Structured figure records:
+++
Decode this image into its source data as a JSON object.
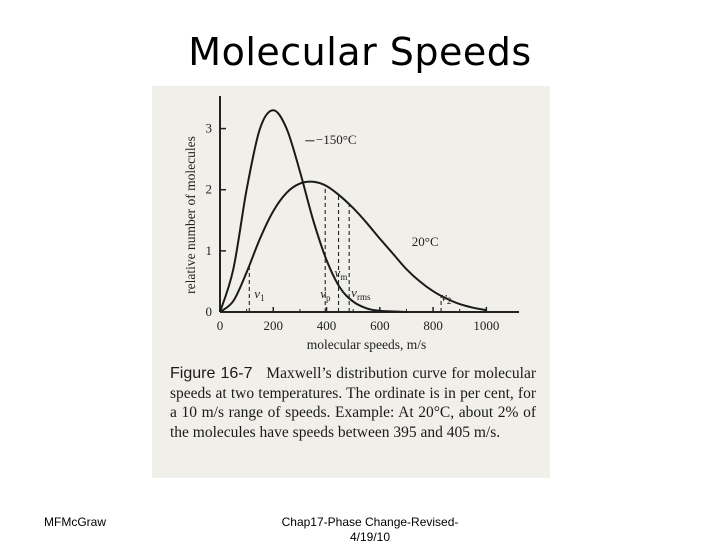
{
  "slide": {
    "title": "Molecular Speeds",
    "footer_left": "MFMcGraw",
    "footer_center": "Chap17-Phase Change-Revised-4/19/10"
  },
  "caption": {
    "figure_label": "Figure 16-7",
    "text": "Maxwell’s distribution curve for molecular speeds at two temperatures. The ordinate is in per cent, for a 10 m/s range of speeds. Example: At 20°C, about 2% of the molecules have speeds between 395 and 405 m/s."
  },
  "chart_data": {
    "type": "line",
    "title": "",
    "xlabel": "molecular speeds, m/s",
    "ylabel": "relative number of molecules",
    "xlim": [
      0,
      1100
    ],
    "ylim": [
      0,
      3.5
    ],
    "x_ticks": [
      0,
      200,
      400,
      600,
      800,
      1000
    ],
    "y_ticks": [
      0,
      1,
      2,
      3
    ],
    "series": [
      {
        "name": "−150°C",
        "x": [
          0,
          50,
          100,
          150,
          200,
          250,
          300,
          350,
          400,
          450,
          500,
          550,
          600,
          700
        ],
        "y": [
          0,
          0.7,
          2.0,
          3.0,
          3.3,
          3.0,
          2.3,
          1.5,
          0.85,
          0.4,
          0.17,
          0.06,
          0.02,
          0
        ]
      },
      {
        "name": "20°C",
        "x": [
          0,
          50,
          100,
          150,
          200,
          250,
          300,
          350,
          400,
          450,
          500,
          550,
          600,
          650,
          700,
          750,
          800,
          850,
          900,
          950,
          1000
        ],
        "y": [
          0,
          0.18,
          0.65,
          1.2,
          1.65,
          1.95,
          2.1,
          2.13,
          2.06,
          1.9,
          1.7,
          1.46,
          1.2,
          0.95,
          0.7,
          0.5,
          0.34,
          0.22,
          0.13,
          0.07,
          0.03
        ]
      }
    ],
    "markers": [
      {
        "label": "v1",
        "x": 110
      },
      {
        "label": "vp",
        "x": 395
      },
      {
        "label": "vm",
        "x": 445
      },
      {
        "label": "vrms",
        "x": 485
      },
      {
        "label": "v2",
        "x": 830
      }
    ],
    "annotations": [
      {
        "text": "−150°C",
        "series": "−150°C"
      },
      {
        "text": "20°C",
        "series": "20°C"
      }
    ]
  }
}
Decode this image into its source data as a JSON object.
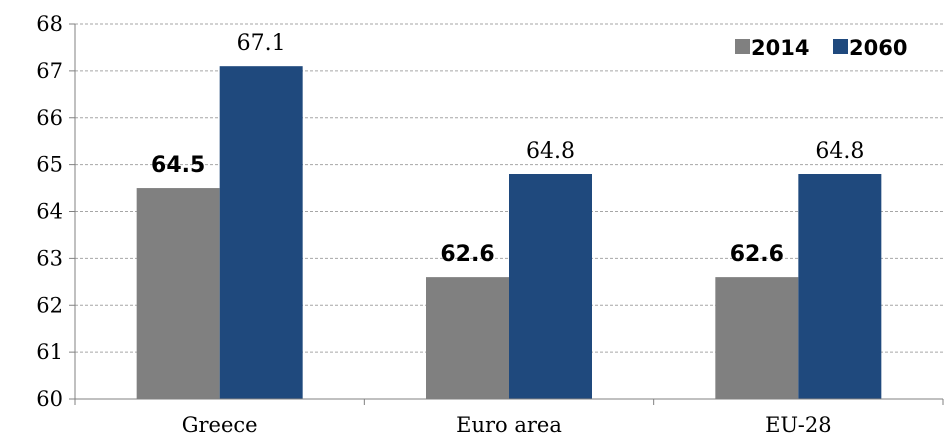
{
  "chart_data": {
    "type": "bar",
    "categories": [
      "Greece",
      "Euro area",
      "EU-28"
    ],
    "series": [
      {
        "name": "2014",
        "values": [
          64.5,
          62.6,
          62.6
        ],
        "color": "#808080",
        "label_style": "bold"
      },
      {
        "name": "2060",
        "values": [
          67.1,
          64.8,
          64.8
        ],
        "color": "#1F497D",
        "label_style": "plain"
      }
    ],
    "data_labels": [
      [
        "64.5",
        "62.6",
        "62.6"
      ],
      [
        "67.1",
        "64.8",
        "64.8"
      ]
    ],
    "ylim": [
      60,
      68
    ],
    "yticks": [
      60,
      61,
      62,
      63,
      64,
      65,
      66,
      67,
      68
    ],
    "ytick_labels": [
      "60",
      "61",
      "62",
      "63",
      "64",
      "65",
      "66",
      "67",
      "68"
    ],
    "grid": "horizontal dashed",
    "legend_position": "top-right",
    "title": "",
    "xlabel": "",
    "ylabel": ""
  }
}
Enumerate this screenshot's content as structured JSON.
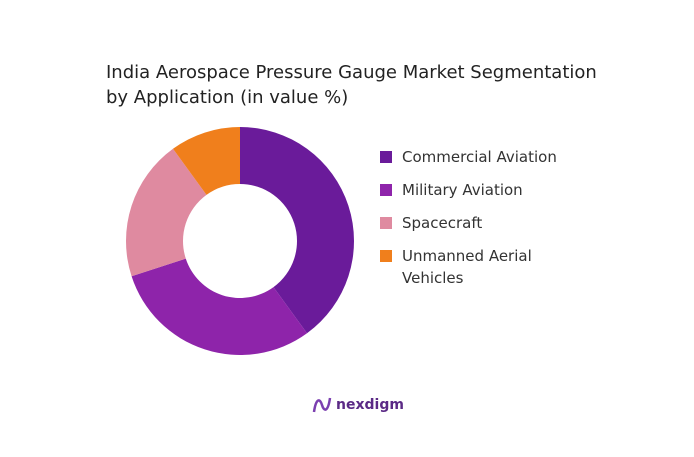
{
  "chart_data": {
    "type": "donut",
    "title": "India Aerospace Pressure Gauge Market Segmentation by Application (in value %)",
    "categories": [
      "Commercial Aviation",
      "Military Aviation",
      "Spacecraft",
      "Unmanned Aerial Vehicles"
    ],
    "values": [
      40,
      30,
      20,
      10
    ],
    "colors": [
      "#6a1b9a",
      "#8e24aa",
      "#df8aa0",
      "#f07f1c"
    ],
    "legend": "right"
  },
  "logo": "nexdigm"
}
+++
■ TO DO ■
Reproduce the full listing faithfully, but do not carry over any pictures.

■ EXERCISE RESPONSE ■
Decode this image into its source data as a JSON object.
{
  "slide": {
    "title": "Molecular Speeds",
    "footer_left": "MFMcGraw",
    "footer_center": "Chap17-Phase Change-Revised-4/19/10"
  },
  "caption": {
    "figure_label": "Figure 16-7",
    "text": "Maxwell’s distribution curve for molecular speeds at two temperatures. The ordinate is in per cent, for a 10 m/s range of speeds. Example: At 20°C, about 2% of the molecules have speeds between 395 and 405 m/s."
  },
  "chart_data": {
    "type": "line",
    "title": "",
    "xlabel": "molecular speeds, m/s",
    "ylabel": "relative number of molecules",
    "xlim": [
      0,
      1100
    ],
    "ylim": [
      0,
      3.5
    ],
    "x_ticks": [
      0,
      200,
      400,
      600,
      800,
      1000
    ],
    "y_ticks": [
      0,
      1,
      2,
      3
    ],
    "series": [
      {
        "name": "−150°C",
        "x": [
          0,
          50,
          100,
          150,
          200,
          250,
          300,
          350,
          400,
          450,
          500,
          550,
          600,
          700
        ],
        "y": [
          0,
          0.7,
          2.0,
          3.0,
          3.3,
          3.0,
          2.3,
          1.5,
          0.85,
          0.4,
          0.17,
          0.06,
          0.02,
          0
        ]
      },
      {
        "name": "20°C",
        "x": [
          0,
          50,
          100,
          150,
          200,
          250,
          300,
          350,
          400,
          450,
          500,
          550,
          600,
          650,
          700,
          750,
          800,
          850,
          900,
          950,
          1000
        ],
        "y": [
          0,
          0.18,
          0.65,
          1.2,
          1.65,
          1.95,
          2.1,
          2.13,
          2.06,
          1.9,
          1.7,
          1.46,
          1.2,
          0.95,
          0.7,
          0.5,
          0.34,
          0.22,
          0.13,
          0.07,
          0.03
        ]
      }
    ],
    "markers": [
      {
        "label": "v1",
        "x": 110
      },
      {
        "label": "vp",
        "x": 395
      },
      {
        "label": "vm",
        "x": 445
      },
      {
        "label": "vrms",
        "x": 485
      },
      {
        "label": "v2",
        "x": 830
      }
    ],
    "annotations": [
      {
        "text": "−150°C",
        "series": "−150°C"
      },
      {
        "text": "20°C",
        "series": "20°C"
      }
    ]
  }
}
Decode this image into its source data as a JSON object.
{
  "chart_data": {
    "type": "bar",
    "categories": [
      "Greece",
      "Euro area",
      "EU-28"
    ],
    "series": [
      {
        "name": "2014",
        "values": [
          64.5,
          62.6,
          62.6
        ],
        "color": "#808080",
        "label_style": "bold"
      },
      {
        "name": "2060",
        "values": [
          67.1,
          64.8,
          64.8
        ],
        "color": "#1F497D",
        "label_style": "plain"
      }
    ],
    "data_labels": [
      [
        "64.5",
        "62.6",
        "62.6"
      ],
      [
        "67.1",
        "64.8",
        "64.8"
      ]
    ],
    "ylim": [
      60,
      68
    ],
    "yticks": [
      60,
      61,
      62,
      63,
      64,
      65,
      66,
      67,
      68
    ],
    "ytick_labels": [
      "60",
      "61",
      "62",
      "63",
      "64",
      "65",
      "66",
      "67",
      "68"
    ],
    "grid": "horizontal dashed",
    "legend_position": "top-right",
    "title": "",
    "xlabel": "",
    "ylabel": ""
  }
}
Enumerate this screenshot's content as structured JSON.
{
  "chart_data": {
    "type": "donut",
    "title": "India Aerospace Pressure Gauge Market Segmentation by Application (in value %)",
    "categories": [
      "Commercial Aviation",
      "Military Aviation",
      "Spacecraft",
      "Unmanned Aerial Vehicles"
    ],
    "values": [
      40,
      30,
      20,
      10
    ],
    "colors": [
      "#6a1b9a",
      "#8e24aa",
      "#df8aa0",
      "#f07f1c"
    ],
    "legend": "right"
  },
  "logo": "nexdigm"
}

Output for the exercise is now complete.